-- Start --

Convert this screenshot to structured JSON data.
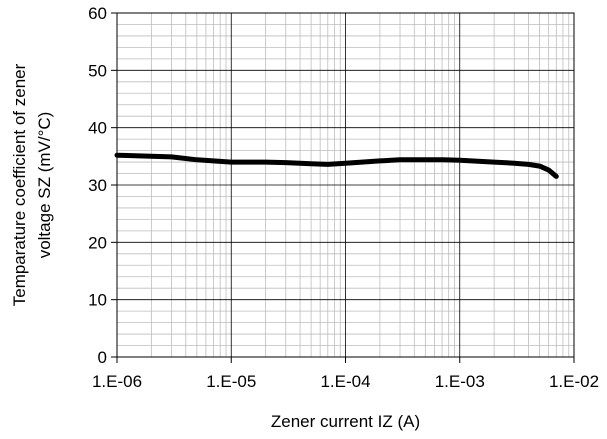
{
  "chart_data": {
    "type": "line",
    "title": "",
    "xlabel": "Zener current IZ (A)",
    "ylabel_lines": [
      "Temparature coefficient of zener",
      "voltage SZ (mV/°C)"
    ],
    "x_scale": "log",
    "xlim": [
      1e-06,
      0.01
    ],
    "ylim": [
      0,
      60
    ],
    "y_ticks": [
      0,
      10,
      20,
      30,
      40,
      50,
      60
    ],
    "y_tick_labels": [
      "0",
      "10",
      "20",
      "30",
      "40",
      "50",
      "60"
    ],
    "x_ticks": [
      1e-06,
      1e-05,
      0.0001,
      0.001,
      0.01
    ],
    "x_tick_labels": [
      "1.E-06",
      "1.E-05",
      "1.E-04",
      "1.E-03",
      "1.E-02"
    ],
    "grid": true,
    "legend": "none",
    "series": [
      {
        "color": "#000000",
        "x": [
          1e-06,
          2e-06,
          3e-06,
          5e-06,
          1e-05,
          2e-05,
          3e-05,
          5e-05,
          7e-05,
          0.0001,
          0.0002,
          0.0003,
          0.0005,
          0.0007,
          0.001,
          0.002,
          0.003,
          0.004,
          0.005,
          0.006,
          0.007
        ],
        "y": [
          35.2,
          35.0,
          34.9,
          34.4,
          34.0,
          34.0,
          33.9,
          33.7,
          33.6,
          33.8,
          34.2,
          34.4,
          34.4,
          34.4,
          34.3,
          34.0,
          33.8,
          33.6,
          33.3,
          32.6,
          31.5
        ]
      }
    ]
  }
}
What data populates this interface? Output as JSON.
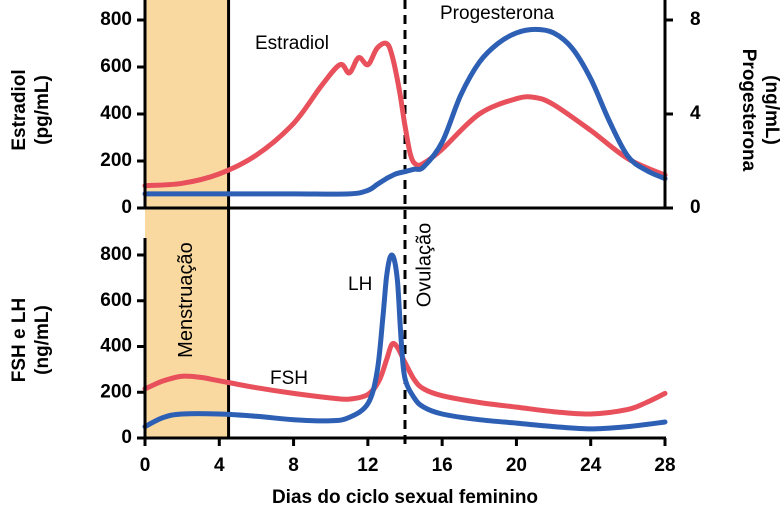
{
  "colors": {
    "estradiol": "#e8505b",
    "progesterona": "#2d5fb4",
    "fsh": "#e8505b",
    "lh": "#2d5fb4",
    "menstruacao": "#fad9a0",
    "axis": "#000000"
  },
  "chart_data": [
    {
      "type": "line",
      "panel": "top",
      "xlabel": "Dias do ciclo sexual feminino",
      "xlim": [
        0,
        28
      ],
      "xticks": [
        0,
        4,
        8,
        12,
        16,
        20,
        24,
        28
      ],
      "ylabel_left": [
        "Estradiol",
        "(pg/mL)"
      ],
      "ylim_left": [
        0,
        800
      ],
      "yticks_left": [
        0,
        200,
        400,
        600,
        800
      ],
      "ylabel_right": [
        "Progesterona",
        "(ng/mL)"
      ],
      "ylim_right": [
        0,
        8
      ],
      "yticks_right": [
        0,
        4,
        8
      ],
      "series": [
        {
          "name": "Estradiol",
          "axis": "left",
          "points": [
            [
              0,
              95
            ],
            [
              2,
              105
            ],
            [
              4,
              145
            ],
            [
              6,
              225
            ],
            [
              8,
              360
            ],
            [
              9.5,
              520
            ],
            [
              10.5,
              610
            ],
            [
              11,
              575
            ],
            [
              11.5,
              640
            ],
            [
              12,
              610
            ],
            [
              12.5,
              680
            ],
            [
              13,
              700
            ],
            [
              13.3,
              650
            ],
            [
              13.7,
              500
            ],
            [
              14,
              350
            ],
            [
              14.3,
              225
            ],
            [
              14.6,
              185
            ],
            [
              15,
              190
            ],
            [
              16,
              250
            ],
            [
              18,
              400
            ],
            [
              20,
              465
            ],
            [
              21,
              470
            ],
            [
              22,
              440
            ],
            [
              24,
              330
            ],
            [
              26,
              210
            ],
            [
              28,
              140
            ]
          ]
        },
        {
          "name": "Progesterona",
          "axis": "right",
          "points": [
            [
              0,
              0.6
            ],
            [
              4,
              0.6
            ],
            [
              8,
              0.6
            ],
            [
              11,
              0.6
            ],
            [
              12,
              0.75
            ],
            [
              12.5,
              1.0
            ],
            [
              13,
              1.25
            ],
            [
              13.5,
              1.45
            ],
            [
              14,
              1.55
            ],
            [
              14.5,
              1.65
            ],
            [
              15,
              1.75
            ],
            [
              16,
              2.8
            ],
            [
              17,
              4.8
            ],
            [
              18,
              6.2
            ],
            [
              19,
              7.0
            ],
            [
              20,
              7.45
            ],
            [
              21,
              7.6
            ],
            [
              22,
              7.45
            ],
            [
              23,
              6.8
            ],
            [
              24,
              5.5
            ],
            [
              25,
              3.7
            ],
            [
              26,
              2.2
            ],
            [
              27,
              1.6
            ],
            [
              28,
              1.25
            ]
          ]
        }
      ],
      "annotations": [
        "Estradiol",
        "Progesterona"
      ]
    },
    {
      "type": "line",
      "panel": "bottom",
      "xlabel": "Dias do ciclo sexual feminino",
      "xlim": [
        0,
        28
      ],
      "xticks": [
        0,
        4,
        8,
        12,
        16,
        20,
        24,
        28
      ],
      "ylabel_left": [
        "FSH e LH",
        "(ng/mL)"
      ],
      "ylim_left": [
        0,
        800
      ],
      "yticks_left": [
        0,
        200,
        400,
        600,
        800
      ],
      "series": [
        {
          "name": "FSH",
          "axis": "left",
          "points": [
            [
              0,
              215
            ],
            [
              1,
              250
            ],
            [
              2,
              270
            ],
            [
              3,
              265
            ],
            [
              4,
              250
            ],
            [
              6,
              220
            ],
            [
              8,
              195
            ],
            [
              10,
              175
            ],
            [
              11,
              170
            ],
            [
              12,
              190
            ],
            [
              12.6,
              250
            ],
            [
              13,
              340
            ],
            [
              13.3,
              410
            ],
            [
              13.6,
              395
            ],
            [
              14,
              330
            ],
            [
              14.5,
              255
            ],
            [
              15,
              215
            ],
            [
              16,
              185
            ],
            [
              18,
              155
            ],
            [
              20,
              135
            ],
            [
              22,
              115
            ],
            [
              24,
              105
            ],
            [
              26,
              125
            ],
            [
              27,
              155
            ],
            [
              28,
              195
            ]
          ]
        },
        {
          "name": "LH",
          "axis": "left",
          "points": [
            [
              0,
              50
            ],
            [
              1,
              90
            ],
            [
              2,
              105
            ],
            [
              4,
              105
            ],
            [
              6,
              95
            ],
            [
              8,
              80
            ],
            [
              10,
              75
            ],
            [
              11,
              90
            ],
            [
              12,
              150
            ],
            [
              12.5,
              290
            ],
            [
              12.8,
              520
            ],
            [
              13,
              700
            ],
            [
              13.2,
              790
            ],
            [
              13.4,
              785
            ],
            [
              13.6,
              680
            ],
            [
              13.8,
              420
            ],
            [
              14,
              260
            ],
            [
              14.5,
              175
            ],
            [
              15,
              135
            ],
            [
              16,
              105
            ],
            [
              18,
              80
            ],
            [
              20,
              65
            ],
            [
              22,
              50
            ],
            [
              24,
              40
            ],
            [
              26,
              50
            ],
            [
              28,
              70
            ]
          ]
        }
      ],
      "annotations": [
        "FSH",
        "LH"
      ]
    }
  ],
  "shaded_region": {
    "label": "Menstruação",
    "x": [
      0,
      4.5
    ]
  },
  "vertical_line": {
    "label": "Ovulação",
    "x": 14
  }
}
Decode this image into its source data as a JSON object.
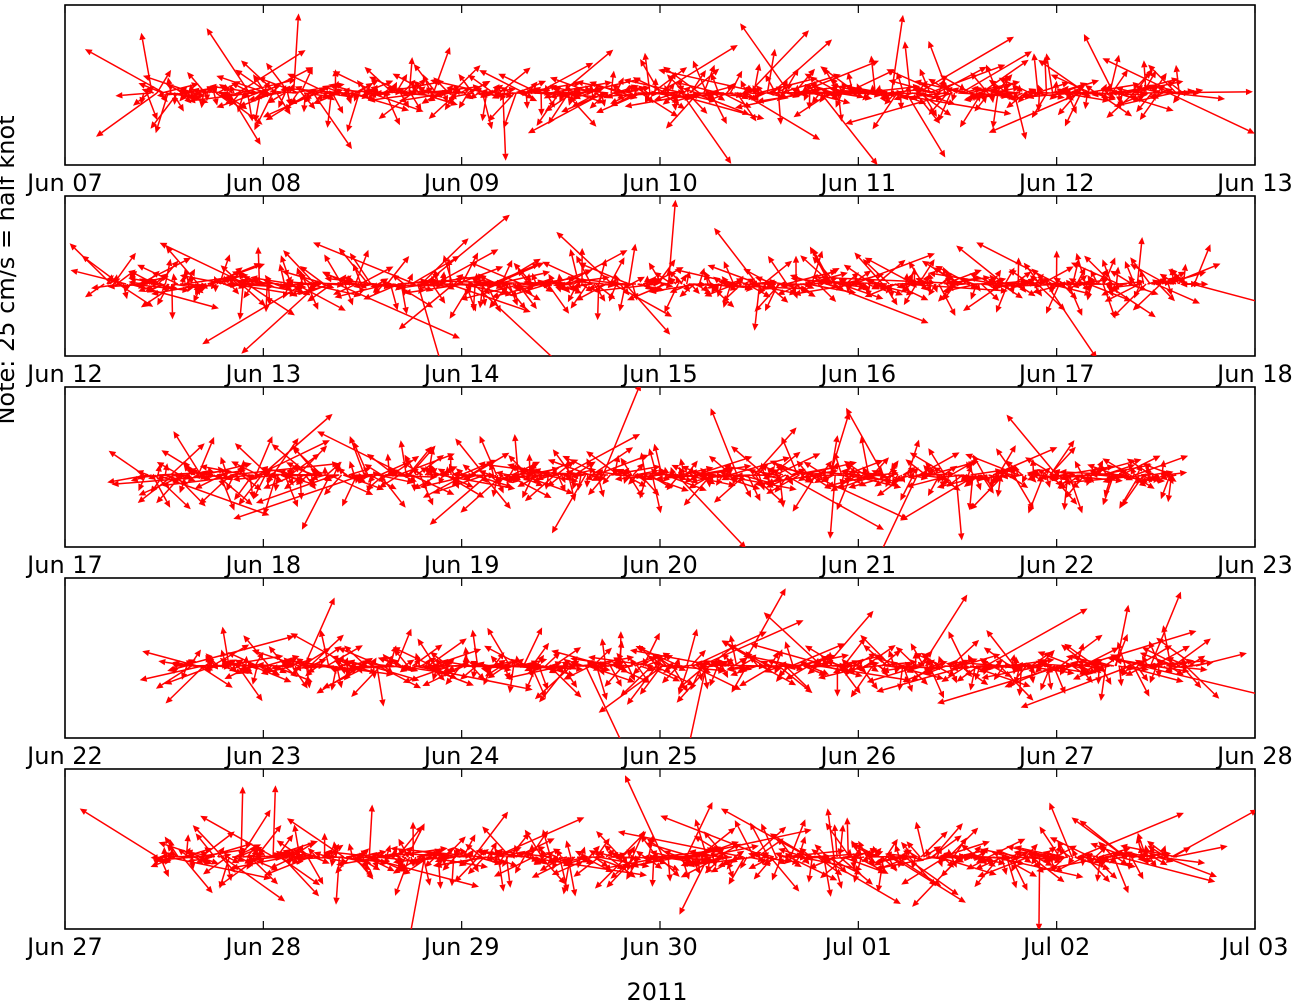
{
  "chart_data": {
    "type": "quiver",
    "title": "",
    "xlabel": "2011",
    "ylabel": "Note: 25 cm/s = half knot",
    "colors": {
      "arrow": "#ff0000",
      "frame": "#000000"
    },
    "grid": false,
    "panels": [
      {
        "xticks": [
          "Jun 07",
          "Jun 08",
          "Jun 09",
          "Jun 10",
          "Jun 11",
          "Jun 12",
          "Jun 13"
        ],
        "data_start_day": 0.4,
        "data_end_day": 5.65,
        "seed": 11
      },
      {
        "xticks": [
          "Jun 12",
          "Jun 13",
          "Jun 14",
          "Jun 15",
          "Jun 16",
          "Jun 17",
          "Jun 18"
        ],
        "data_start_day": 0.2,
        "data_end_day": 5.7,
        "seed": 23
      },
      {
        "xticks": [
          "Jun 17",
          "Jun 18",
          "Jun 19",
          "Jun 20",
          "Jun 21",
          "Jun 22",
          "Jun 23"
        ],
        "data_start_day": 0.4,
        "data_end_day": 5.6,
        "seed": 37
      },
      {
        "xticks": [
          "Jun 22",
          "Jun 23",
          "Jun 24",
          "Jun 25",
          "Jun 26",
          "Jun 27",
          "Jun 28"
        ],
        "data_start_day": 0.55,
        "data_end_day": 5.7,
        "seed": 41
      },
      {
        "xticks": [
          "Jun 27",
          "Jun 28",
          "Jun 29",
          "Jun 30",
          "Jul 01",
          "Jul 02",
          "Jul 03"
        ],
        "data_start_day": 0.45,
        "data_end_day": 5.6,
        "seed": 53
      }
    ]
  }
}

-- End --

Exercise requirements: From the line containing "Decode this image" down to the last line of the data, print every line exactly and nothing else. Pictures stay out of the copy.

Answer for this exercise:
Decode this image into its source data as a JSON object.
{
  "chart_data": {
    "type": "quiver",
    "title": "",
    "xlabel": "2011",
    "ylabel": "Note: 25 cm/s = half knot",
    "colors": {
      "arrow": "#ff0000",
      "frame": "#000000"
    },
    "grid": false,
    "panels": [
      {
        "xticks": [
          "Jun 07",
          "Jun 08",
          "Jun 09",
          "Jun 10",
          "Jun 11",
          "Jun 12",
          "Jun 13"
        ],
        "data_start_day": 0.4,
        "data_end_day": 5.65,
        "seed": 11
      },
      {
        "xticks": [
          "Jun 12",
          "Jun 13",
          "Jun 14",
          "Jun 15",
          "Jun 16",
          "Jun 17",
          "Jun 18"
        ],
        "data_start_day": 0.2,
        "data_end_day": 5.7,
        "seed": 23
      },
      {
        "xticks": [
          "Jun 17",
          "Jun 18",
          "Jun 19",
          "Jun 20",
          "Jun 21",
          "Jun 22",
          "Jun 23"
        ],
        "data_start_day": 0.4,
        "data_end_day": 5.6,
        "seed": 37
      },
      {
        "xticks": [
          "Jun 22",
          "Jun 23",
          "Jun 24",
          "Jun 25",
          "Jun 26",
          "Jun 27",
          "Jun 28"
        ],
        "data_start_day": 0.55,
        "data_end_day": 5.7,
        "seed": 41
      },
      {
        "xticks": [
          "Jun 27",
          "Jun 28",
          "Jun 29",
          "Jun 30",
          "Jul 01",
          "Jul 02",
          "Jul 03"
        ],
        "data_start_day": 0.45,
        "data_end_day": 5.6,
        "seed": 53
      }
    ]
  }
}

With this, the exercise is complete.